### Task directions:
Copy out the whole listing exactly as written, leaving the pictures behind.

### Dataset entries:

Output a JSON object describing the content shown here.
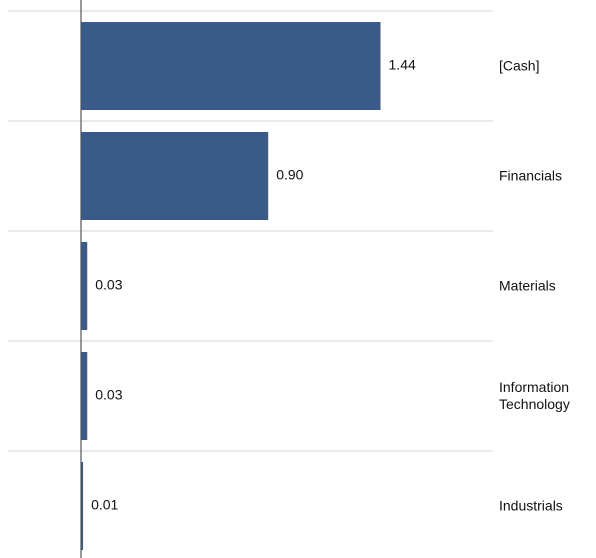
{
  "chart_data": {
    "type": "bar",
    "orientation": "horizontal",
    "categories": [
      "[Cash]",
      "Financials",
      "Materials",
      "Information Technology",
      "Industrials"
    ],
    "category_lines": [
      [
        "[Cash]"
      ],
      [
        "Financials"
      ],
      [
        "Materials"
      ],
      [
        "Information",
        "Technology"
      ],
      [
        "Industrials"
      ]
    ],
    "values": [
      1.44,
      0.9,
      0.03,
      0.03,
      0.01
    ],
    "value_labels": [
      "1.44",
      "0.90",
      "0.03",
      "0.03",
      "0.01"
    ],
    "xlim": [
      0,
      2.0
    ],
    "bar_color": "#3a5a8a",
    "grid": true,
    "legend": "none"
  }
}
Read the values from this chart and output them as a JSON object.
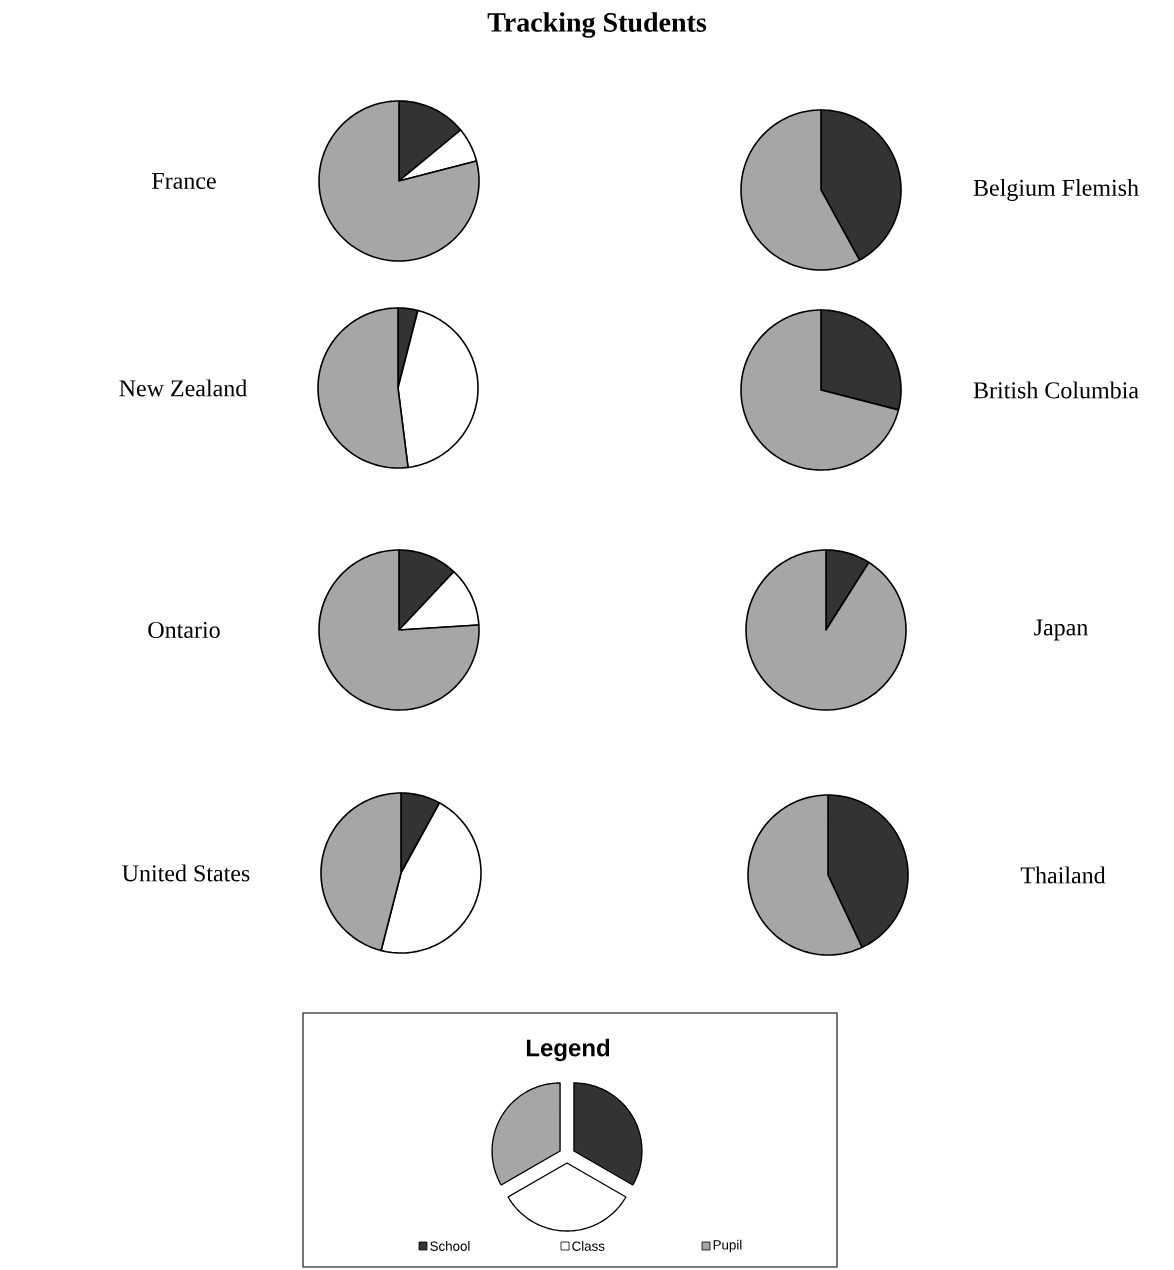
{
  "chart_data": [
    {
      "type": "other",
      "title": "Tracking Students"
    },
    {
      "type": "pie",
      "title": "France",
      "categories": [
        "School",
        "Class",
        "Pupil"
      ],
      "values": [
        14,
        7,
        79
      ],
      "colors": [
        "#333333",
        "#ffffff",
        "#a6a6a6"
      ],
      "legend": "bottom",
      "legend_title": "Legend"
    },
    {
      "type": "pie",
      "title": "Belgium Flemish",
      "categories": [
        null,
        null,
        null
      ],
      "values": [
        42,
        0,
        58
      ],
      "colors": [
        "#333333",
        "#ffffff",
        "#a6a6a6"
      ]
    },
    {
      "type": "pie",
      "title": "New Zealand",
      "categories": [
        null,
        null,
        null
      ],
      "values": [
        4,
        44,
        52
      ],
      "colors": [
        "#333333",
        "#ffffff",
        "#a6a6a6"
      ]
    },
    {
      "type": "pie",
      "title": "British Columbia",
      "categories": [
        null,
        null,
        null
      ],
      "values": [
        29,
        0,
        71
      ],
      "colors": [
        "#333333",
        "#ffffff",
        "#a6a6a6"
      ]
    },
    {
      "type": "pie",
      "title": "Ontario",
      "categories": [
        null,
        null,
        null
      ],
      "values": [
        12,
        12,
        76
      ],
      "colors": [
        "#333333",
        "#ffffff",
        "#a6a6a6"
      ]
    },
    {
      "type": "pie",
      "title": "Japan",
      "categories": [
        null,
        null,
        null
      ],
      "values": [
        9,
        0,
        91
      ],
      "colors": [
        "#333333",
        "#ffffff",
        "#a6a6a6"
      ]
    },
    {
      "type": "pie",
      "title": "United States",
      "categories": [
        null,
        null,
        null
      ],
      "values": [
        8,
        46,
        46
      ],
      "colors": [
        "#333333",
        "#ffffff",
        "#a6a6a6"
      ]
    },
    {
      "type": "pie",
      "title": "Thailand",
      "categories": [
        null,
        null,
        null
      ],
      "values": [
        43,
        0,
        57
      ],
      "colors": [
        "#333333",
        "#ffffff",
        "#a6a6a6"
      ]
    }
  ]
}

### Response to the task:
Output a JSON object describing the content shown here.
{
  "chart_data": {
    "type": "bar",
    "orientation": "horizontal",
    "categories": [
      "[Cash]",
      "Financials",
      "Materials",
      "Information Technology",
      "Industrials"
    ],
    "category_lines": [
      [
        "[Cash]"
      ],
      [
        "Financials"
      ],
      [
        "Materials"
      ],
      [
        "Information",
        "Technology"
      ],
      [
        "Industrials"
      ]
    ],
    "values": [
      1.44,
      0.9,
      0.03,
      0.03,
      0.01
    ],
    "value_labels": [
      "1.44",
      "0.90",
      "0.03",
      "0.03",
      "0.01"
    ],
    "xlim": [
      0,
      2.0
    ],
    "bar_color": "#3a5a8a",
    "grid": true,
    "legend": "none"
  }
}
Read the values from this chart and output them as a JSON object.
{
  "chart_data": [
    {
      "type": "other",
      "title": "Tracking Students"
    },
    {
      "type": "pie",
      "title": "France",
      "categories": [
        "School",
        "Class",
        "Pupil"
      ],
      "values": [
        14,
        7,
        79
      ],
      "colors": [
        "#333333",
        "#ffffff",
        "#a6a6a6"
      ],
      "legend": "bottom",
      "legend_title": "Legend"
    },
    {
      "type": "pie",
      "title": "Belgium Flemish",
      "categories": [
        null,
        null,
        null
      ],
      "values": [
        42,
        0,
        58
      ],
      "colors": [
        "#333333",
        "#ffffff",
        "#a6a6a6"
      ]
    },
    {
      "type": "pie",
      "title": "New Zealand",
      "categories": [
        null,
        null,
        null
      ],
      "values": [
        4,
        44,
        52
      ],
      "colors": [
        "#333333",
        "#ffffff",
        "#a6a6a6"
      ]
    },
    {
      "type": "pie",
      "title": "British Columbia",
      "categories": [
        null,
        null,
        null
      ],
      "values": [
        29,
        0,
        71
      ],
      "colors": [
        "#333333",
        "#ffffff",
        "#a6a6a6"
      ]
    },
    {
      "type": "pie",
      "title": "Ontario",
      "categories": [
        null,
        null,
        null
      ],
      "values": [
        12,
        12,
        76
      ],
      "colors": [
        "#333333",
        "#ffffff",
        "#a6a6a6"
      ]
    },
    {
      "type": "pie",
      "title": "Japan",
      "categories": [
        null,
        null,
        null
      ],
      "values": [
        9,
        0,
        91
      ],
      "colors": [
        "#333333",
        "#ffffff",
        "#a6a6a6"
      ]
    },
    {
      "type": "pie",
      "title": "United States",
      "categories": [
        null,
        null,
        null
      ],
      "values": [
        8,
        46,
        46
      ],
      "colors": [
        "#333333",
        "#ffffff",
        "#a6a6a6"
      ]
    },
    {
      "type": "pie",
      "title": "Thailand",
      "categories": [
        null,
        null,
        null
      ],
      "values": [
        43,
        0,
        57
      ],
      "colors": [
        "#333333",
        "#ffffff",
        "#a6a6a6"
      ]
    }
  ]
}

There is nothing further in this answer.